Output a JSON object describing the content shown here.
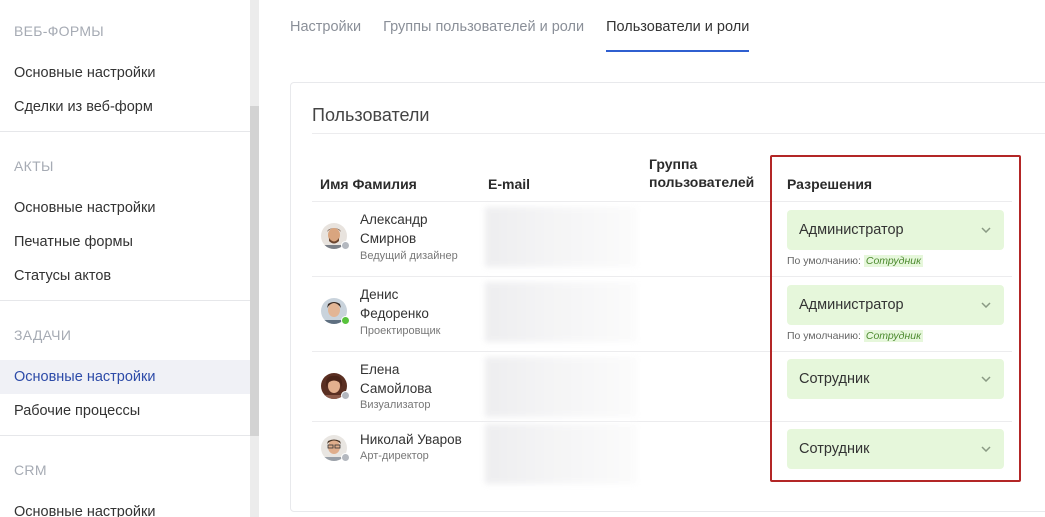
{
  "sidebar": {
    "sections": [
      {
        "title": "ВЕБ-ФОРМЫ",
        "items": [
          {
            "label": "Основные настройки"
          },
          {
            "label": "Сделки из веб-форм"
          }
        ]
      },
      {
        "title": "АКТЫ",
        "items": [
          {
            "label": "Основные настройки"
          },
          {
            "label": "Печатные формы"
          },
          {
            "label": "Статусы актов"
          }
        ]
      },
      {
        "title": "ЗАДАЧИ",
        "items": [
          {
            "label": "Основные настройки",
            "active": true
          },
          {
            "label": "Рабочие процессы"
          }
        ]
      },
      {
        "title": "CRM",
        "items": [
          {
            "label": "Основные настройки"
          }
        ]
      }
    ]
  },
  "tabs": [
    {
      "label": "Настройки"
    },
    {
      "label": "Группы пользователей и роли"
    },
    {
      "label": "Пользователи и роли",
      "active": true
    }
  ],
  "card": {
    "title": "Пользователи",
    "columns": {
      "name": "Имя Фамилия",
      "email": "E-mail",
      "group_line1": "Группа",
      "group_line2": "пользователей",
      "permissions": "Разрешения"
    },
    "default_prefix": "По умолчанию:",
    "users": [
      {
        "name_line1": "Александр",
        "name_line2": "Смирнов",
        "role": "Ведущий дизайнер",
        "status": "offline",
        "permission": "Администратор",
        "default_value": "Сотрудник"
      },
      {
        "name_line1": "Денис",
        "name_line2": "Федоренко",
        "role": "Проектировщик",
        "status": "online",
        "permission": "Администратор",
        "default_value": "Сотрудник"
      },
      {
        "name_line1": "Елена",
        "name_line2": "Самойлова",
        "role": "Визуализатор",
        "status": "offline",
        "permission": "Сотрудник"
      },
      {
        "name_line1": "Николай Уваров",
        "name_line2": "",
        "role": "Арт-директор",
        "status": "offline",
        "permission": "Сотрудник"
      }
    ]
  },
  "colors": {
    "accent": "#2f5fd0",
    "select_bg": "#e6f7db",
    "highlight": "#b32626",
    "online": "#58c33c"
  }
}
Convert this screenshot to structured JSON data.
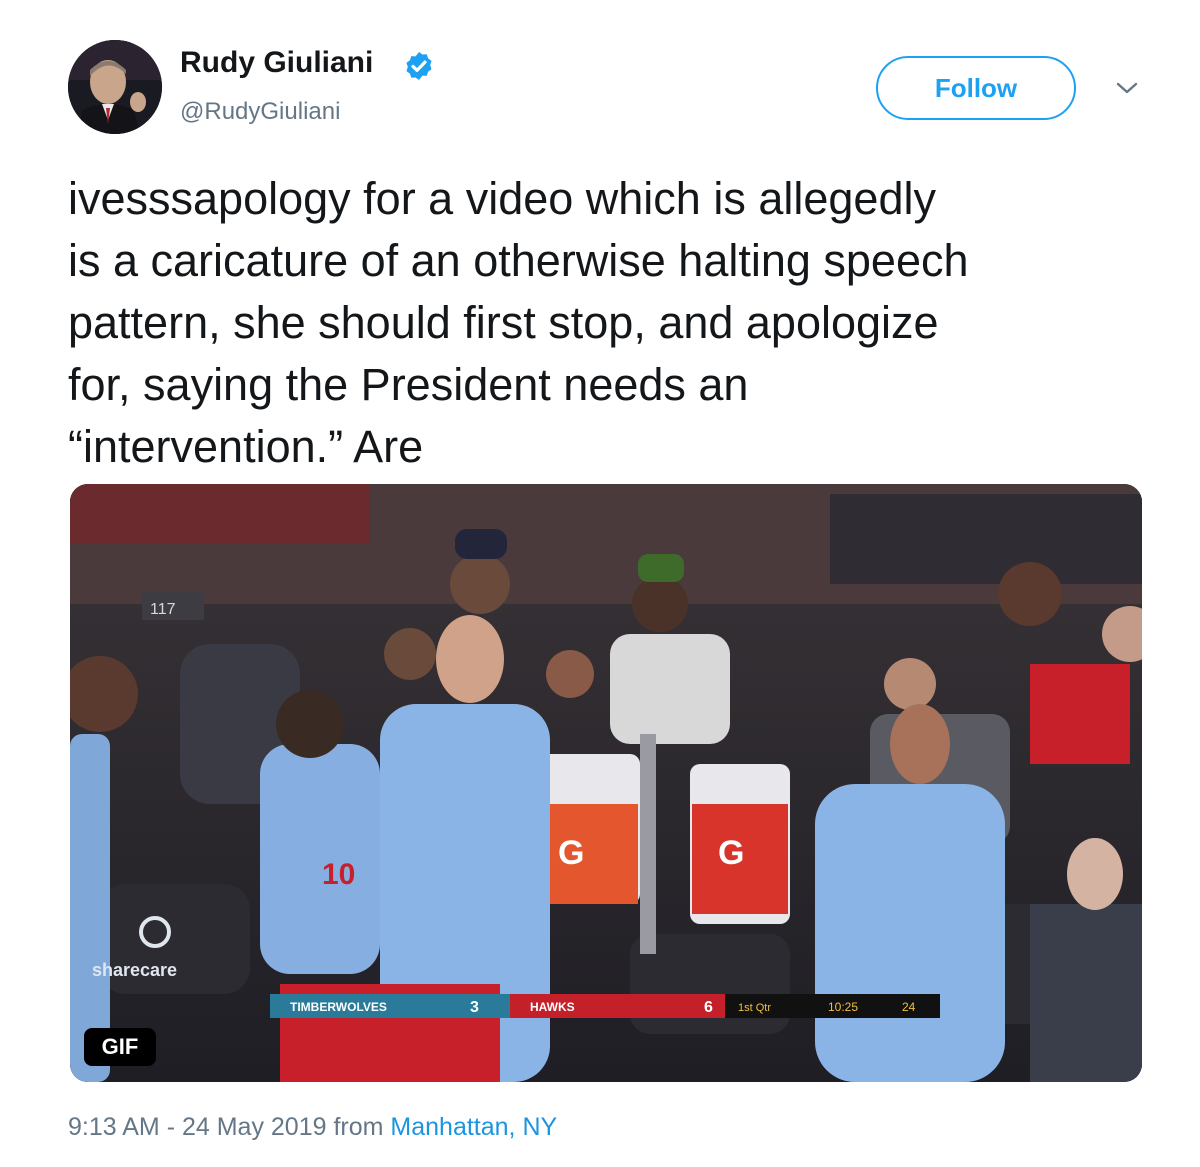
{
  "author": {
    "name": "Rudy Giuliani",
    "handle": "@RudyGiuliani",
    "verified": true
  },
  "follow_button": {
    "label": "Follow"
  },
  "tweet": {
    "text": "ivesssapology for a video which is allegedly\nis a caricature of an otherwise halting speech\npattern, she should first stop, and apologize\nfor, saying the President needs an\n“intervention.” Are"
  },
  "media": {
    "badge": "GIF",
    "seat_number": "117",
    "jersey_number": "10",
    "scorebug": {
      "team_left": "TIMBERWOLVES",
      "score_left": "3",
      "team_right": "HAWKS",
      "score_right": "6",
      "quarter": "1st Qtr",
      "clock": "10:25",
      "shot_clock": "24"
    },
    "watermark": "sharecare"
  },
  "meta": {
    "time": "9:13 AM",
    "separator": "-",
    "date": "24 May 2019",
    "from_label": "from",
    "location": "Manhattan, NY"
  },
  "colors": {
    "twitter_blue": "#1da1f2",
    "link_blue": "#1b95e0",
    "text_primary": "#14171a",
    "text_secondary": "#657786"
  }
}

┄┄┄┄┄┄┄┄┄┄

▶ WHAT YOU HAVE TO DO:
Output, exactly, all the records above; include no pictures.

▶ TASK ANSWER:
Output a JSON object describing the content shown here.
{
  "sidebar": {
    "sections": [
      {
        "title": "ВЕБ-ФОРМЫ",
        "items": [
          {
            "label": "Основные настройки"
          },
          {
            "label": "Сделки из веб-форм"
          }
        ]
      },
      {
        "title": "АКТЫ",
        "items": [
          {
            "label": "Основные настройки"
          },
          {
            "label": "Печатные формы"
          },
          {
            "label": "Статусы актов"
          }
        ]
      },
      {
        "title": "ЗАДАЧИ",
        "items": [
          {
            "label": "Основные настройки",
            "active": true
          },
          {
            "label": "Рабочие процессы"
          }
        ]
      },
      {
        "title": "CRM",
        "items": [
          {
            "label": "Основные настройки"
          }
        ]
      }
    ]
  },
  "tabs": [
    {
      "label": "Настройки"
    },
    {
      "label": "Группы пользователей и роли"
    },
    {
      "label": "Пользователи и роли",
      "active": true
    }
  ],
  "card": {
    "title": "Пользователи",
    "columns": {
      "name": "Имя Фамилия",
      "email": "E-mail",
      "group_line1": "Группа",
      "group_line2": "пользователей",
      "permissions": "Разрешения"
    },
    "default_prefix": "По умолчанию:",
    "users": [
      {
        "name_line1": "Александр",
        "name_line2": "Смирнов",
        "role": "Ведущий дизайнер",
        "status": "offline",
        "permission": "Администратор",
        "default_value": "Сотрудник"
      },
      {
        "name_line1": "Денис",
        "name_line2": "Федоренко",
        "role": "Проектировщик",
        "status": "online",
        "permission": "Администратор",
        "default_value": "Сотрудник"
      },
      {
        "name_line1": "Елена",
        "name_line2": "Самойлова",
        "role": "Визуализатор",
        "status": "offline",
        "permission": "Сотрудник"
      },
      {
        "name_line1": "Николай Уваров",
        "name_line2": "",
        "role": "Арт-директор",
        "status": "offline",
        "permission": "Сотрудник"
      }
    ]
  },
  "colors": {
    "accent": "#2f5fd0",
    "select_bg": "#e6f7db",
    "highlight": "#b32626",
    "online": "#58c33c"
  }
}
Convert this screenshot to structured JSON data.
{
  "author": {
    "name": "Rudy Giuliani",
    "handle": "@RudyGiuliani",
    "verified": true
  },
  "follow_button": {
    "label": "Follow"
  },
  "tweet": {
    "text": "ivesssapology for a video which is allegedly\nis a caricature of an otherwise halting speech\npattern, she should first stop, and apologize\nfor, saying the President needs an\n“intervention.” Are"
  },
  "media": {
    "badge": "GIF",
    "seat_number": "117",
    "jersey_number": "10",
    "scorebug": {
      "team_left": "TIMBERWOLVES",
      "score_left": "3",
      "team_right": "HAWKS",
      "score_right": "6",
      "quarter": "1st Qtr",
      "clock": "10:25",
      "shot_clock": "24"
    },
    "watermark": "sharecare"
  },
  "meta": {
    "time": "9:13 AM",
    "separator": "-",
    "date": "24 May 2019",
    "from_label": "from",
    "location": "Manhattan, NY"
  },
  "colors": {
    "twitter_blue": "#1da1f2",
    "link_blue": "#1b95e0",
    "text_primary": "#14171a",
    "text_secondary": "#657786"
  }
}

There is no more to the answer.